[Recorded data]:
----------

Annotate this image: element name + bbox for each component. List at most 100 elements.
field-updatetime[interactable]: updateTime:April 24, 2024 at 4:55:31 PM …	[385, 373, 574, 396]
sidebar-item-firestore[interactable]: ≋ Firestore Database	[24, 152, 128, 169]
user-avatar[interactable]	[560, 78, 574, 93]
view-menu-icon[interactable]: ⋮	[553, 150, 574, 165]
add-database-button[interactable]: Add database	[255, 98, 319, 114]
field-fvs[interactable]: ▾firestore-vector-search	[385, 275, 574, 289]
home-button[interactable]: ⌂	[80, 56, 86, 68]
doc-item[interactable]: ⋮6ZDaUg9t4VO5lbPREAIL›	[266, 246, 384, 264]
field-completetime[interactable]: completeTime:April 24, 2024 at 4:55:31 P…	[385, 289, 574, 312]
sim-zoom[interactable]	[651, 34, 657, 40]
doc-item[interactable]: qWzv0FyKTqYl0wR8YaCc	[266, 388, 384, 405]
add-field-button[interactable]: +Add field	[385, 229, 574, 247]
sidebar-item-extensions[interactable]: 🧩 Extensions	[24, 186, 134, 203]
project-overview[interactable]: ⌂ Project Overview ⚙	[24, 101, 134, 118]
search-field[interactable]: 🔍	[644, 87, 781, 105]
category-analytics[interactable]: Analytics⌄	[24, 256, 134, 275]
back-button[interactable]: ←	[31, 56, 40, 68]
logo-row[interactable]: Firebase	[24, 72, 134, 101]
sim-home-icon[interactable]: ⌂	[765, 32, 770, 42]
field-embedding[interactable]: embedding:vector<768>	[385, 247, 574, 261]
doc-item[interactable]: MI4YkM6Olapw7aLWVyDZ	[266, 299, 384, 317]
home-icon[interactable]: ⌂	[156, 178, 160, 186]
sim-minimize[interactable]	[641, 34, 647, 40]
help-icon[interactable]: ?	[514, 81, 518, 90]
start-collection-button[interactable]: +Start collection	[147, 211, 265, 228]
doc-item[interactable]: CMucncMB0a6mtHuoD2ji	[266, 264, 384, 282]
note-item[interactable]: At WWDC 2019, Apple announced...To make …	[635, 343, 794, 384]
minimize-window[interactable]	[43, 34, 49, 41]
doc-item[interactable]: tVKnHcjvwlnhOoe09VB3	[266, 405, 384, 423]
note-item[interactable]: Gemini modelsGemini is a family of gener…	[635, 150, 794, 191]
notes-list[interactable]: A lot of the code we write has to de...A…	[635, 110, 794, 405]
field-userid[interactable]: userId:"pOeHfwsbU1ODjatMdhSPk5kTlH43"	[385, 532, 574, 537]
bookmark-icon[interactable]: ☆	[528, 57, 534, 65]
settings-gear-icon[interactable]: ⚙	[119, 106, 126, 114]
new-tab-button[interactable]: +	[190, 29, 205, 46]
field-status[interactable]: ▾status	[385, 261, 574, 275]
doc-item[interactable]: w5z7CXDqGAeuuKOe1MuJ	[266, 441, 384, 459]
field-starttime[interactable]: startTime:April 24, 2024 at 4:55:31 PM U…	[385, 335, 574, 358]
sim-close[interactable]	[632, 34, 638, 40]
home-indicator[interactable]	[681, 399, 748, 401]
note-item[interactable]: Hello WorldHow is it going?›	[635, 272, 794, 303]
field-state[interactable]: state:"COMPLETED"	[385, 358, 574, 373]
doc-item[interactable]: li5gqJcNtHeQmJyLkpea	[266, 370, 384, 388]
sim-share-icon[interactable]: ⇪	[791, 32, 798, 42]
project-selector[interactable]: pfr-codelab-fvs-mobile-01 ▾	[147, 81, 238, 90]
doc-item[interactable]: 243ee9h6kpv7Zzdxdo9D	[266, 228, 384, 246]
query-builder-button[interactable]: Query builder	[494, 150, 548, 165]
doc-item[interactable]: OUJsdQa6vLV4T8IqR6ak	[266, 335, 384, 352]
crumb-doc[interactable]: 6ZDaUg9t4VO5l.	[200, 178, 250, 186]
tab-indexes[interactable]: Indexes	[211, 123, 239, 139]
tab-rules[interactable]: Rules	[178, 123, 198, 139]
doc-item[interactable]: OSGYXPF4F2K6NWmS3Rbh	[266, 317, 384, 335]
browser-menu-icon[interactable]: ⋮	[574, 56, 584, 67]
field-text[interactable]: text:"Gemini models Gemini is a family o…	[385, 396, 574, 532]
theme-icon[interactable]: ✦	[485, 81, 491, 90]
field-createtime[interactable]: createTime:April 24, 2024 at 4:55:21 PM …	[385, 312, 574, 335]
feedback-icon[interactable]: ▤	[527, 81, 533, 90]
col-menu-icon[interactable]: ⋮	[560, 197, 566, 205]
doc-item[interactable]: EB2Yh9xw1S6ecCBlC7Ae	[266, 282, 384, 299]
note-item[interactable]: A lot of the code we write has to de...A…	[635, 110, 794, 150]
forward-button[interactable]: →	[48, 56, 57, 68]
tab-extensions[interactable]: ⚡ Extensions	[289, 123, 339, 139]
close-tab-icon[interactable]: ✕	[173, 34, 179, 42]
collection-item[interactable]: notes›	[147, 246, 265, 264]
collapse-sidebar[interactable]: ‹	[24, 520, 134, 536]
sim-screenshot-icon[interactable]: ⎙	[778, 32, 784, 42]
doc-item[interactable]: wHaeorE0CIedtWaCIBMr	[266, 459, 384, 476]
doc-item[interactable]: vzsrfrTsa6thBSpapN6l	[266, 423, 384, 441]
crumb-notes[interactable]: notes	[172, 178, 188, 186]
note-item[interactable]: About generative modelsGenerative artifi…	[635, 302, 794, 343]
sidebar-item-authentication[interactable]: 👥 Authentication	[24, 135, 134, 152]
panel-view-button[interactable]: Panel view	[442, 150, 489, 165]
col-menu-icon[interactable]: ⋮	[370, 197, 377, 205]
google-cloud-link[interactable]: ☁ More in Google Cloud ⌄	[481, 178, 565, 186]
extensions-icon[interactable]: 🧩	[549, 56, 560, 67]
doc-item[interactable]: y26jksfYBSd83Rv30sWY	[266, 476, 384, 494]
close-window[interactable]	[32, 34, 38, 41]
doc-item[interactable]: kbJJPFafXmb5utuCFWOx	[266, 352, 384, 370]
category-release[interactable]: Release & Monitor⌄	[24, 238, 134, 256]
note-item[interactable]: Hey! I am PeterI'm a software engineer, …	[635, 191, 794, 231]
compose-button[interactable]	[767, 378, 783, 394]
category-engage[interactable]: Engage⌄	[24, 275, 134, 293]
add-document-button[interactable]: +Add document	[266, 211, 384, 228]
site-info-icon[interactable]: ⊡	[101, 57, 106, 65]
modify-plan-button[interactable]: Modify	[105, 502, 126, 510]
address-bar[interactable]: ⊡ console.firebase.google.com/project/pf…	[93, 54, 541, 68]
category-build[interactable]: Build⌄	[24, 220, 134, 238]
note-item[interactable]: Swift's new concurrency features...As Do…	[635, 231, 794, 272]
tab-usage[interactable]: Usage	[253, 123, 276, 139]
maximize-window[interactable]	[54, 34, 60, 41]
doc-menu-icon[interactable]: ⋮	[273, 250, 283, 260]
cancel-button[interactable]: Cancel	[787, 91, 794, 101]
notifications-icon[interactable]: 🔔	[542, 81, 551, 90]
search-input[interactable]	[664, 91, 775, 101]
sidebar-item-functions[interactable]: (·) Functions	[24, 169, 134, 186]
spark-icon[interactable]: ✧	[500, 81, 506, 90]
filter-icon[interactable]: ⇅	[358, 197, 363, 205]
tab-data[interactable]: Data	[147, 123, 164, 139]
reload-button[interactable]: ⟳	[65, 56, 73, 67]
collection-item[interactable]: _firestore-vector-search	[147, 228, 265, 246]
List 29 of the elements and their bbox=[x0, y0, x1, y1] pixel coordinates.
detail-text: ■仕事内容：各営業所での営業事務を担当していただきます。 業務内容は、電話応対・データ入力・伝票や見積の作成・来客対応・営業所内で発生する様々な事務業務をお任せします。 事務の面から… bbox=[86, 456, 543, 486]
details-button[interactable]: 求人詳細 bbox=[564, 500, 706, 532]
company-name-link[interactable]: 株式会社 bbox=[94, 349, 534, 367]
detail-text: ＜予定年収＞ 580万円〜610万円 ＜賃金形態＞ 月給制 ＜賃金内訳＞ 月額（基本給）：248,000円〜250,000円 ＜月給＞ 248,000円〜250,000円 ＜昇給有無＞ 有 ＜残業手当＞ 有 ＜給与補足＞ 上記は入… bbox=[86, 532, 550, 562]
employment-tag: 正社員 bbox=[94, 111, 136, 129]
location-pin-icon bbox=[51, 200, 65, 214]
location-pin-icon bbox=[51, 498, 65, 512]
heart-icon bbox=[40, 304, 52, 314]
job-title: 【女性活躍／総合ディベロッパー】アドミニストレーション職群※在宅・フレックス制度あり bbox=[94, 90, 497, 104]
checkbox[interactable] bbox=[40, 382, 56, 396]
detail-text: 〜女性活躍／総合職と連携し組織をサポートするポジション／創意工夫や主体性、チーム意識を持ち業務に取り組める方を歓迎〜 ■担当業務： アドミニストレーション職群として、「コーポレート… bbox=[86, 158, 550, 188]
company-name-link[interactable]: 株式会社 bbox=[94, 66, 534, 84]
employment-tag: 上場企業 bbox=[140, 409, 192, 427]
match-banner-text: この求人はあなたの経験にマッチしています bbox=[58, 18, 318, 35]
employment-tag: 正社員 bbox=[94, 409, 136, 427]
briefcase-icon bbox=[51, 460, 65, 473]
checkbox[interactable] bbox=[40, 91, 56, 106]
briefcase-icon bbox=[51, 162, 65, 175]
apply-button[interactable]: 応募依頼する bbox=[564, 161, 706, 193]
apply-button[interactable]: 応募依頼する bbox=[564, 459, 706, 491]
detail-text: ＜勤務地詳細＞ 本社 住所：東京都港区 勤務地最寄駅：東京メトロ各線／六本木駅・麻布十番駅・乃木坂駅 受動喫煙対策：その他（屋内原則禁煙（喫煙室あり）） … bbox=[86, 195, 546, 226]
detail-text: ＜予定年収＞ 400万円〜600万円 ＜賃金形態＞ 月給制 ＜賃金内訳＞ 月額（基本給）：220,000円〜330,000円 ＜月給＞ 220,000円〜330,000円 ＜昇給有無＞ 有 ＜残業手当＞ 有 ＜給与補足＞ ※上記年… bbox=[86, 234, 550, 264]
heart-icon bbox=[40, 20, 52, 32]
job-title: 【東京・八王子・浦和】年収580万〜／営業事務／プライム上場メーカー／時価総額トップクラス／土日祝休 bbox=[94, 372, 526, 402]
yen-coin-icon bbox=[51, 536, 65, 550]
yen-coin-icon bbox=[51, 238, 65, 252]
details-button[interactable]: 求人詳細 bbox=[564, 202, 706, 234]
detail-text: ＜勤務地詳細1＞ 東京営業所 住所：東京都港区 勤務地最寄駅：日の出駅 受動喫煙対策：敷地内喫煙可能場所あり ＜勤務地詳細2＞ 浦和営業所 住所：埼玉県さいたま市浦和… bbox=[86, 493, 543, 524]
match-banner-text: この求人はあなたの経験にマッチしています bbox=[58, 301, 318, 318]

----------

[Goal of the exercise]: Can you swap "interactable" for "clickable" in the items from the start of the recorded data up to and including the line with "56, 86, 68]", then give back only those lines with nothing else changed?

[Output of the task]:
Annotate this image: element name + bbox for each component. List at most 100 elements.
field-updatetime[clickable]: updateTime:April 24, 2024 at 4:55:31 PM …	[385, 373, 574, 396]
sidebar-item-firestore[clickable]: ≋ Firestore Database	[24, 152, 128, 169]
user-avatar[clickable]	[560, 78, 574, 93]
view-menu-icon[clickable]: ⋮	[553, 150, 574, 165]
add-database-button[clickable]: Add database	[255, 98, 319, 114]
field-fvs[clickable]: ▾firestore-vector-search	[385, 275, 574, 289]
home-button[clickable]: ⌂	[80, 56, 86, 68]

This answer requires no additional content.